Copy whichever lines contain the string "JSON".

Stored data entries:
——————
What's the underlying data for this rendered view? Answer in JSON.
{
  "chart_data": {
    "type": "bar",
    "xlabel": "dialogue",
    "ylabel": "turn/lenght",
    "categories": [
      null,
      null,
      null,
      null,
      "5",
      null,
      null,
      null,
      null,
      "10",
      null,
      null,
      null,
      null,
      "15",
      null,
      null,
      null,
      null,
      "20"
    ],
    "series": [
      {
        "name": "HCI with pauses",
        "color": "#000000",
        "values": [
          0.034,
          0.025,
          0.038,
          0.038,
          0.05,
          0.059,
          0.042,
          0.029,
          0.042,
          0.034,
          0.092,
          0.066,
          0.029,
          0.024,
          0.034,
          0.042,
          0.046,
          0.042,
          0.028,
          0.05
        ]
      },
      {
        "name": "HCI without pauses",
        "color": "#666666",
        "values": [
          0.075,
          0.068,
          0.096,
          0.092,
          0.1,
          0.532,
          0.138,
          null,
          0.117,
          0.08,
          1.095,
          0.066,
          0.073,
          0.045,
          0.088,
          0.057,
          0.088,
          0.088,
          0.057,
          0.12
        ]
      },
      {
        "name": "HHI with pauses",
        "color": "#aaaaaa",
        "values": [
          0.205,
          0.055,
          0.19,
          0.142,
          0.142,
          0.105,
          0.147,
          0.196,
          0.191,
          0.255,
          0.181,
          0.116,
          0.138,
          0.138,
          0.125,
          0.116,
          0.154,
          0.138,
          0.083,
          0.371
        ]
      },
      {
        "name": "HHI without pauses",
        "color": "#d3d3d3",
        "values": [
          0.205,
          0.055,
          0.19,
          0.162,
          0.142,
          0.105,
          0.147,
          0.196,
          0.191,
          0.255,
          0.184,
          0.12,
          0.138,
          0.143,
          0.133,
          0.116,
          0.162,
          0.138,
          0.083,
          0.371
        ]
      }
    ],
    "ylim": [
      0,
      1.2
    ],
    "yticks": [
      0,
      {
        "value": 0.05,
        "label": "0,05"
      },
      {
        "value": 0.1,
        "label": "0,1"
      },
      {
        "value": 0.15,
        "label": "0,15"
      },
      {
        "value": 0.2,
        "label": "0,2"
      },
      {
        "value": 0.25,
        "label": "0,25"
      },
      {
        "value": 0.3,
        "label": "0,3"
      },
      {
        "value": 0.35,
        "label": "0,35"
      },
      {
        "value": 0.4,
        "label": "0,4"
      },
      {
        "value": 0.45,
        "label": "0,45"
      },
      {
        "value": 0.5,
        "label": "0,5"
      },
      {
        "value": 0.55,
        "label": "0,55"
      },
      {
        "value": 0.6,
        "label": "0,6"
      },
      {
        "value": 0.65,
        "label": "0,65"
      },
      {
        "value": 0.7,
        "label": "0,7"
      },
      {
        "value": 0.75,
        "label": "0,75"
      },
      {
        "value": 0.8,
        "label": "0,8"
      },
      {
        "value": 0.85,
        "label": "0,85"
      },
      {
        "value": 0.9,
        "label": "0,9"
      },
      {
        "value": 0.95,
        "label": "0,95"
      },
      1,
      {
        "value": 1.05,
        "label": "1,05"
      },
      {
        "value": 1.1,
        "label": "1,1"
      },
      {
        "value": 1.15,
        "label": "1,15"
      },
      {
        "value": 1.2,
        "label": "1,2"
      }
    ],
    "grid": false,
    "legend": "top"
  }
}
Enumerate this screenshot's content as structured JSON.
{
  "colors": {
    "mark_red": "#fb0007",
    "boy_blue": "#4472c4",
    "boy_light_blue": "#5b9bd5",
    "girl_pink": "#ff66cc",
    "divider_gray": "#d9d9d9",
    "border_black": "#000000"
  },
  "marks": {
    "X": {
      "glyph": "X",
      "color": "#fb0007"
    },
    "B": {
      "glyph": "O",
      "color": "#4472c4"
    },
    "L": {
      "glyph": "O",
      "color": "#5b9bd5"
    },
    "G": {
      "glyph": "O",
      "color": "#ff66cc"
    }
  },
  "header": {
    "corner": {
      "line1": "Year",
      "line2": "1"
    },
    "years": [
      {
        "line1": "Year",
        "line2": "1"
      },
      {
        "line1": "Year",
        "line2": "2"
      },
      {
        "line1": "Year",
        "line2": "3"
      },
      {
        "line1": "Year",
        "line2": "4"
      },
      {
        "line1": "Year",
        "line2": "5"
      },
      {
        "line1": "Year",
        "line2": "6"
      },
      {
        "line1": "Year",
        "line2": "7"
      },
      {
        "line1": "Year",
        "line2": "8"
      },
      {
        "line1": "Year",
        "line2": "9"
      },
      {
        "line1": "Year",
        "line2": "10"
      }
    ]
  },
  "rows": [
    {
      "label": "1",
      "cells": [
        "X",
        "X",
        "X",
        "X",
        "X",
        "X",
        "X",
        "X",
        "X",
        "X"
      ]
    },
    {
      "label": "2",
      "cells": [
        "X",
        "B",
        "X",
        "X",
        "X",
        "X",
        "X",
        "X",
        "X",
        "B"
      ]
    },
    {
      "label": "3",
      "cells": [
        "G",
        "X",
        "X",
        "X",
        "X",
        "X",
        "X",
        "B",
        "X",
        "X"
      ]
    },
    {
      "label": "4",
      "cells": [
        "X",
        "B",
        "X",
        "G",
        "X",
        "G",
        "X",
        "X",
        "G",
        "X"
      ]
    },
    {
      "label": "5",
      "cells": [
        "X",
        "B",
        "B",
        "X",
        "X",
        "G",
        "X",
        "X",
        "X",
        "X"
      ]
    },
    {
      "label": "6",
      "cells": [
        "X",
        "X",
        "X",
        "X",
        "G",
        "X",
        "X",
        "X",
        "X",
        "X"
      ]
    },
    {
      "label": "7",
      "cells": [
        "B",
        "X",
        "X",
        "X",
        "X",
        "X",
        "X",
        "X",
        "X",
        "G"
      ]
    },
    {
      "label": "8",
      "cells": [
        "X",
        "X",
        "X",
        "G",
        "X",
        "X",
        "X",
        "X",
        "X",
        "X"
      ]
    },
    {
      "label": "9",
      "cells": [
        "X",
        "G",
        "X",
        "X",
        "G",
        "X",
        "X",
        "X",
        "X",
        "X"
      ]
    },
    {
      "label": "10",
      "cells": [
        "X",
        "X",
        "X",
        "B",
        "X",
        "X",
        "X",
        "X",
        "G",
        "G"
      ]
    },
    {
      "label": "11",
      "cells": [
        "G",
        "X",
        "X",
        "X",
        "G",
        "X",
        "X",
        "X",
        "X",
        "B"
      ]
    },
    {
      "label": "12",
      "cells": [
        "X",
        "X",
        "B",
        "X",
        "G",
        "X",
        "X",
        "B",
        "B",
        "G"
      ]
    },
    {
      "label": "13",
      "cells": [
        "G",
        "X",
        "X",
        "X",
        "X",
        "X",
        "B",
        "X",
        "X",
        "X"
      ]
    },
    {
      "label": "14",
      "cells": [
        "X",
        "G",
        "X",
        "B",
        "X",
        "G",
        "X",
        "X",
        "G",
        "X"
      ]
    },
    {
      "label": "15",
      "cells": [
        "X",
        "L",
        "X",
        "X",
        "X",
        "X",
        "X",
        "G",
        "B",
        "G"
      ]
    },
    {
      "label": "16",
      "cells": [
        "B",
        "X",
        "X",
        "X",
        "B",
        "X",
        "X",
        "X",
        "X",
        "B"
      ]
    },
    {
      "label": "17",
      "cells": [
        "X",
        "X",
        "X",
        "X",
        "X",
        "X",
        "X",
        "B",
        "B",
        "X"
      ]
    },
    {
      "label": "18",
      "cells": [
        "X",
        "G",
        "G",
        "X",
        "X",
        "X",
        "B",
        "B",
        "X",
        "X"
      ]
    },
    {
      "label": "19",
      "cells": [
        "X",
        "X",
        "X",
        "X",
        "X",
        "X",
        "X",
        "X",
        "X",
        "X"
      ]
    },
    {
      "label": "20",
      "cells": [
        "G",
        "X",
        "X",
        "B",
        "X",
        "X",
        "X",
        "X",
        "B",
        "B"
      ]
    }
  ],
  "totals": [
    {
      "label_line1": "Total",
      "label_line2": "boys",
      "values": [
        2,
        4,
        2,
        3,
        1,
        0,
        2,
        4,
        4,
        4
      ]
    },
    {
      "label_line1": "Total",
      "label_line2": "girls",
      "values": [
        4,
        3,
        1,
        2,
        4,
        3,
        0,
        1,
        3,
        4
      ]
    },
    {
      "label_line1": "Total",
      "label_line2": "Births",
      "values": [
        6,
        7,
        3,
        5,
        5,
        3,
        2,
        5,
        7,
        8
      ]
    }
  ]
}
——————
THE COMPLETED TASK:
What's the underlying data for this rendered view? Answer in JSON.
Enumerate this screenshot's content as structured JSON.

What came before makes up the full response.